--- Required work ---
Copy down all of the data underneath, exactly as shown.

• • • • •

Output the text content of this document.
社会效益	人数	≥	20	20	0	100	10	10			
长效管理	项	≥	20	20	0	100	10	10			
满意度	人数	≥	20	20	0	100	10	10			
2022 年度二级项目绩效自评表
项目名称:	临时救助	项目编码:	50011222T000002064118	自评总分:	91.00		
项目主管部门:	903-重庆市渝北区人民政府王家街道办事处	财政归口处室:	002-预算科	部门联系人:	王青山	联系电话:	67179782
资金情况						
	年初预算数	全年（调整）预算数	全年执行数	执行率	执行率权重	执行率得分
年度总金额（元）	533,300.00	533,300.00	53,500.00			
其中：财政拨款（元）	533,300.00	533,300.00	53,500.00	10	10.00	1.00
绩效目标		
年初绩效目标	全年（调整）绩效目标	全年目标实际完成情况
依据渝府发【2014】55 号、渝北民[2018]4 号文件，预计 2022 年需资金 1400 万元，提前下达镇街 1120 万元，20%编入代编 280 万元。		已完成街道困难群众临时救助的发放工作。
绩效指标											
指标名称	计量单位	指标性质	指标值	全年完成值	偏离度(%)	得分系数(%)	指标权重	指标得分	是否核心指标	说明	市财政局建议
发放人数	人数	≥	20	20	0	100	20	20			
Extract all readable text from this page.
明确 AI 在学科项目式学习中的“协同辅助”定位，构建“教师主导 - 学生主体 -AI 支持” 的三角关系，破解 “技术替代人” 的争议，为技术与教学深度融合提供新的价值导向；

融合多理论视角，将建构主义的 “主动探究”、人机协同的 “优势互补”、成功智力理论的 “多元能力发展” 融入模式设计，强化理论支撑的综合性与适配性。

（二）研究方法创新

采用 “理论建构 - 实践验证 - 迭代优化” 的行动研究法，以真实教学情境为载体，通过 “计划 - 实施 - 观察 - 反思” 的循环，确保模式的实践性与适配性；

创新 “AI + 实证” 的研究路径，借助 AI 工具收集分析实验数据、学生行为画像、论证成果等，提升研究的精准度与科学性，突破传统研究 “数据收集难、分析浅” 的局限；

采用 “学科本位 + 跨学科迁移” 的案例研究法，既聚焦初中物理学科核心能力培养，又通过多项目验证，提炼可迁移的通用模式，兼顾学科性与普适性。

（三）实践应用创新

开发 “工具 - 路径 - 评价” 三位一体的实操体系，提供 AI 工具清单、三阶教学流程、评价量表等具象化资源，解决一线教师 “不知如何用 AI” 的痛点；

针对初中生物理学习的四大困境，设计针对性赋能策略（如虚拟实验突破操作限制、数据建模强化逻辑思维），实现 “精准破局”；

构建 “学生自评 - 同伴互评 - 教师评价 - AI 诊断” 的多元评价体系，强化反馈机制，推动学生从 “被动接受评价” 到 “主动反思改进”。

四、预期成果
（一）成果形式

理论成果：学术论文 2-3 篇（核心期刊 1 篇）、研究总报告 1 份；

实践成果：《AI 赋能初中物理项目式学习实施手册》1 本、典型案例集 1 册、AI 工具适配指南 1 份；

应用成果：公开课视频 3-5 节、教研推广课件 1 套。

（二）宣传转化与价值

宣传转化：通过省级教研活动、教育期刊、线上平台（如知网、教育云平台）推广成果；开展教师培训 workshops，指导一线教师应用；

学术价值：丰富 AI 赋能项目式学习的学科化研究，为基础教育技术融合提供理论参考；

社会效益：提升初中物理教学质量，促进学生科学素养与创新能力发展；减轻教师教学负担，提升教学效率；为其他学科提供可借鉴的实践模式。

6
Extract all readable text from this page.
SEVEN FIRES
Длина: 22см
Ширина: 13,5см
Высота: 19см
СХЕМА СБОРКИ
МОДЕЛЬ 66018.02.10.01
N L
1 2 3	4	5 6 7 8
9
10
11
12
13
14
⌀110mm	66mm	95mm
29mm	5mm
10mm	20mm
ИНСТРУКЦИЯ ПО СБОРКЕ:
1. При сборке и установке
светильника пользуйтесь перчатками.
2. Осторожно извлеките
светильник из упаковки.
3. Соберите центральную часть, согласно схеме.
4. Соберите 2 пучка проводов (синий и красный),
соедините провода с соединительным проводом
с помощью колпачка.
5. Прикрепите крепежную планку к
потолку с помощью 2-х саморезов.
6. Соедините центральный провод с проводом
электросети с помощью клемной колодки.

• • • • •

--- Output of the exercise ---
Output the text content of this document.
社会效益	人数	≥	20	20	0	100	10	10			
长效管理	项	≥	20	20	0	100	10	10			
满意度	人数	≥	20	20	0	100	10	10			
2022 年度二级项目绩效自评表
项目名称:	临时救助	项目编码:	50011222T000002064118	自评总分:	91.00		
项目主管部门:	903-重庆市渝北区人民政府王家街道办事处	财政归口处室:	002-预算科	部门联系人:	王青山	联系电话:	67179782
资金情况						
	年初预算数	全年（调整）预算数	全年执行数	执行率	执行率权重	执行率得分
年度总金额（元）	533,300.00	533,300.00	53,500.00			
其中：财政拨款（元）	533,300.00	533,300.00	53,500.00	10	10.00	1.00
绩效目标		
年初绩效目标	全年（调整）绩效目标	全年目标实际完成情况
依据渝府发【2014】55 号、渝北民[2018]4 号文件，预计 2022 年需资金 1400 万元，提前下达镇街 1120 万元，20%编入代编 280 万元。		已完成街道困难群众临时救助的发放工作。
绩效指标											
指标名称	计量单位	指标性质	指标值	全年完成值	偏离度(%)	得分系数(%)	指标权重	指标得分	是否核心指标	说明	市财政局建议
发放人数	人数	≥	20	20	0	100	20	20			
Extract all readable text from this page.
明确 AI 在学科项目式学习中的“协同辅助”定位，构建“教师主导 - 学生主体 -AI 支持” 的三角关系，破解 “技术替代人” 的争议，为技术与教学深度融合提供新的价值导向；

融合多理论视角，将建构主义的 “主动探究”、人机协同的 “优势互补”、成功智力理论的 “多元能力发展” 融入模式设计，强化理论支撑的综合性与适配性。

（二）研究方法创新

采用 “理论建构 - 实践验证 - 迭代优化” 的行动研究法，以真实教学情境为载体，通过 “计划 - 实施 - 观察 - 反思” 的循环，确保模式的实践性与适配性；

创新 “AI + 实证” 的研究路径，借助 AI 工具收集分析实验数据、学生行为画像、论证成果等，提升研究的精准度与科学性，突破传统研究 “数据收集难、分析浅” 的局限；

采用 “学科本位 + 跨学科迁移” 的案例研究法，既聚焦初中物理学科核心能力培养，又通过多项目验证，提炼可迁移的通用模式，兼顾学科性与普适性。

（三）实践应用创新

开发 “工具 - 路径 - 评价” 三位一体的实操体系，提供 AI 工具清单、三阶教学流程、评价量表等具象化资源，解决一线教师 “不知如何用 AI” 的痛点；

针对初中生物理学习的四大困境，设计针对性赋能策略（如虚拟实验突破操作限制、数据建模强化逻辑思维），实现 “精准破局”；

构建 “学生自评 - 同伴互评 - 教师评价 - AI 诊断” 的多元评价体系，强化反馈机制，推动学生从 “被动接受评价” 到 “主动反思改进”。

四、预期成果
（一）成果形式

理论成果：学术论文 2-3 篇（核心期刊 1 篇）、研究总报告 1 份；

实践成果：《AI 赋能初中物理项目式学习实施手册》1 本、典型案例集 1 册、AI 工具适配指南 1 份；

应用成果：公开课视频 3-5 节、教研推广课件 1 套。

（二）宣传转化与价值

宣传转化：通过省级教研活动、教育期刊、线上平台（如知网、教育云平台）推广成果；开展教师培训 workshops，指导一线教师应用；

学术价值：丰富 AI 赋能项目式学习的学科化研究，为基础教育技术融合提供理论参考；

社会效益：提升初中物理教学质量，促进学生科学素养与创新能力发展；减轻教师教学负担，提升教学效率；为其他学科提供可借鉴的实践模式。

6
Extract all readable text from this page.
SEVEN FIRES
Длина: 22см
Ширина: 13,5см
Высота: 19см
СХЕМА СБОРКИ
МОДЕЛЬ 66018.02.10.01
N L
1 2 3	4	5 6 7 8
9
10
11
12
13
14
⌀110mm	66mm	95mm
29mm	5mm
10mm	20mm
ИНСТРУКЦИЯ ПО СБОРКЕ:
1. При сборке и установке
светильника пользуйтесь перчатками.
2. Осторожно извлеките
светильник из упаковки.
3. Соберите центральную часть, согласно схеме.
4. Соберите 2 пучка проводов (синий и красный),
соедините провода с соединительным проводом
с помощью колпачка.
5. Прикрепите крепежную планку к
потолку с помощью 2-х саморезов.
6. Соедините центральный провод с проводом
электросети с помощью клемной колодки.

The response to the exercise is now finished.